*RECORDS*:
────────────────────

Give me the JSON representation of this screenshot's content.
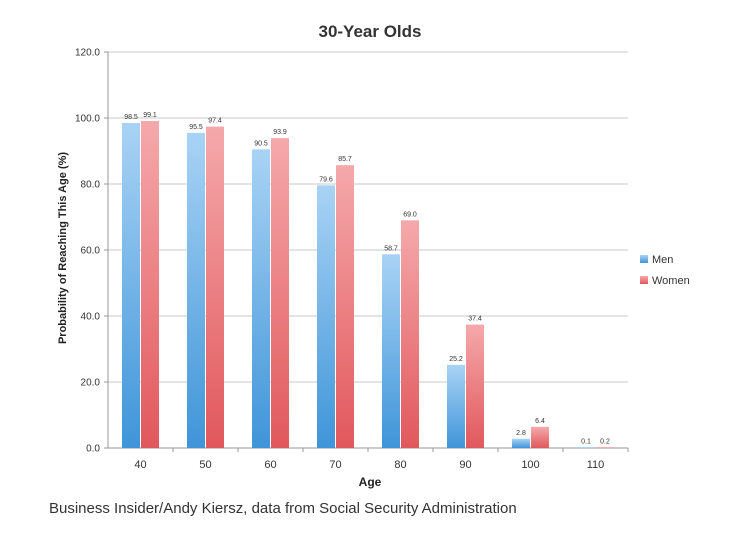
{
  "chart_data": {
    "type": "bar",
    "title": "30-Year Olds",
    "xlabel": "Age",
    "ylabel": "Probability of Reaching This Age (%)",
    "categories": [
      "40",
      "50",
      "60",
      "70",
      "80",
      "90",
      "100",
      "110"
    ],
    "series": [
      {
        "name": "Men",
        "values": [
          98.5,
          95.5,
          90.5,
          79.6,
          58.7,
          25.2,
          2.8,
          0.1
        ],
        "labels": [
          "98.5",
          "95.5",
          "90.5",
          "79.6",
          "58.7",
          "25.2",
          "2.8",
          "0.1"
        ],
        "color": "#5aa7e3"
      },
      {
        "name": "Women",
        "values": [
          99.1,
          97.4,
          93.9,
          85.7,
          69.0,
          37.4,
          6.4,
          0.2
        ],
        "labels": [
          "99.1",
          "97.4",
          "93.9",
          "85.7",
          "69.0",
          "37.4",
          "6.4",
          "0.2"
        ],
        "color": "#ea6e71"
      }
    ],
    "ylim": [
      0,
      120
    ],
    "yticks": [
      "0.0",
      "20.0",
      "40.0",
      "60.0",
      "80.0",
      "100.0",
      "120.0"
    ],
    "grid": true,
    "legend": "right"
  },
  "caption": "Business Insider/Andy Kiersz, data from Social Security Administration"
}
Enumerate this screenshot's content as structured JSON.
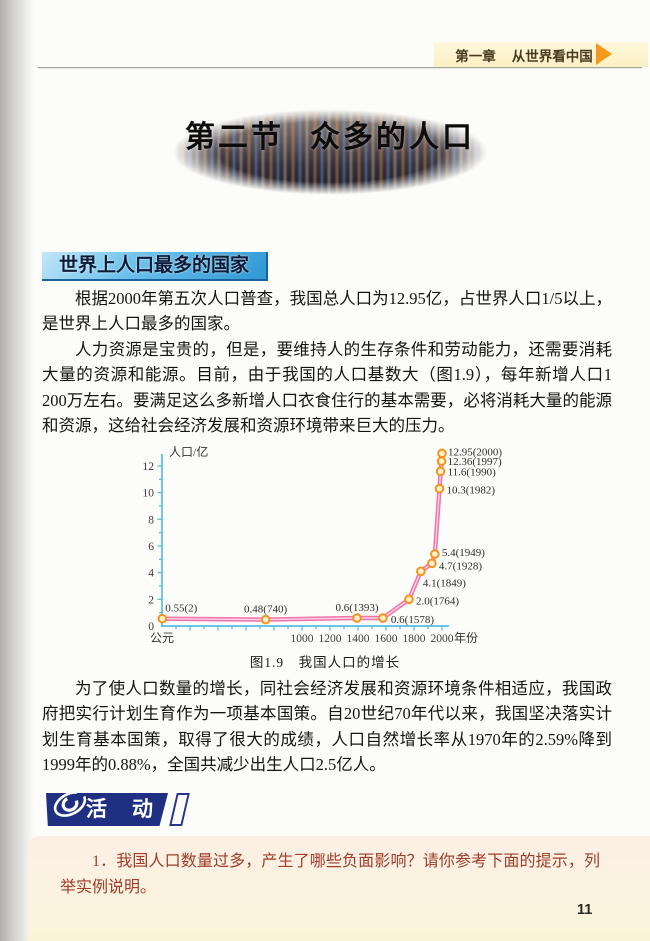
{
  "header": {
    "chapter_label": "第一章",
    "chapter_title": "从世界看中国"
  },
  "section": {
    "label": "第二节",
    "title": "众多的人口"
  },
  "topic_heading": "世界上人口最多的国家",
  "paragraphs": [
    "根据2000年第五次人口普查，我国总人口为12.95亿，占世界人口1/5以上，是世界上人口最多的国家。",
    "人力资源是宝贵的，但是，要维持人的生存条件和劳动能力，还需要消耗大量的资源和能源。目前，由于我国的人口基数大（图1.9），每年新增人口1 200万左右。要满足这么多新增人口衣食住行的基本需要，必将消耗大量的能源和资源，这给社会经济发展和资源环境带来巨大的压力。",
    "为了使人口数量的增长，同社会经济发展和资源环境条件相适应，我国政府把实行计划生育作为一项基本国策。自20世纪70年代以来，我国坚决落实计划生育基本国策，取得了很大的成绩，人口自然增长率从1970年的2.59%降到1999年的0.88%，全国共减少出生人口2.5亿人。"
  ],
  "figure": {
    "caption": "图1.9　我国人口的增长"
  },
  "chart_data": {
    "type": "line",
    "title": "图1.9 我国人口的增长",
    "ylabel": "人口/亿",
    "xlabel": "年份",
    "x_origin_label": "公元",
    "x": [
      2,
      740,
      1393,
      1578,
      1764,
      1849,
      1928,
      1949,
      1982,
      1990,
      1997,
      2000
    ],
    "y": [
      0.55,
      0.48,
      0.6,
      0.6,
      2.0,
      4.1,
      4.7,
      5.4,
      10.3,
      11.6,
      12.36,
      12.95
    ],
    "point_labels": [
      "0.55(2)",
      "0.48(740)",
      "0.6(1393)",
      "0.6(1578)",
      "2.0(1764)",
      "4.1(1849)",
      "4.7(1928)",
      "5.4(1949)",
      "10.3(1982)",
      "11.6(1990)",
      "12.36(1997)",
      "12.95(2000)"
    ],
    "xlim": [
      0,
      2000
    ],
    "ylim": [
      0,
      13
    ],
    "x_major_ticks": [
      1000,
      1200,
      1400,
      1600,
      1800,
      2000
    ],
    "x_minor_tick_step": 100,
    "y_ticks": [
      0,
      2,
      4,
      6,
      8,
      10,
      12
    ],
    "y_minor_tick_step": 1,
    "grid": false,
    "legend": false,
    "axis_color": "#56bee6",
    "line_color": "#ef75ab",
    "line_highlight_color": "#ffd0e2",
    "marker_stroke": "#f5921e",
    "marker_fill": "#fff3cf",
    "label_color": "#2c2c2c",
    "label_offsets": [
      [
        3,
        -7,
        "s"
      ],
      [
        0,
        -7,
        "m"
      ],
      [
        0,
        -7,
        "m"
      ],
      [
        8,
        5,
        "s"
      ],
      [
        7,
        5,
        "s"
      ],
      [
        2,
        15,
        "s"
      ],
      [
        7,
        6,
        "s"
      ],
      [
        7,
        2,
        "s"
      ],
      [
        7,
        5,
        "s"
      ],
      [
        7,
        4,
        "s"
      ],
      [
        6,
        4,
        "s"
      ],
      [
        6,
        2,
        "s"
      ]
    ]
  },
  "activity": {
    "banner_label": "活　动",
    "items": [
      "1．我国人口数量过多，产生了哪些负面影响？请你参考下面的提示，列举实例说明。"
    ]
  },
  "page_number": "11",
  "colors": {
    "header_bar": "#fbf0c2",
    "arrow": "#f5991e",
    "heading_bg": "#2e97d3",
    "banner_bg": "#1f2f82",
    "activity_text": "#a03c28"
  }
}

────────────────────

Only lines with "content" are wanted here; list each of them.

Give me the JSON representation of this screenshot's content.
Enumerate this screenshot's content as structured JSON.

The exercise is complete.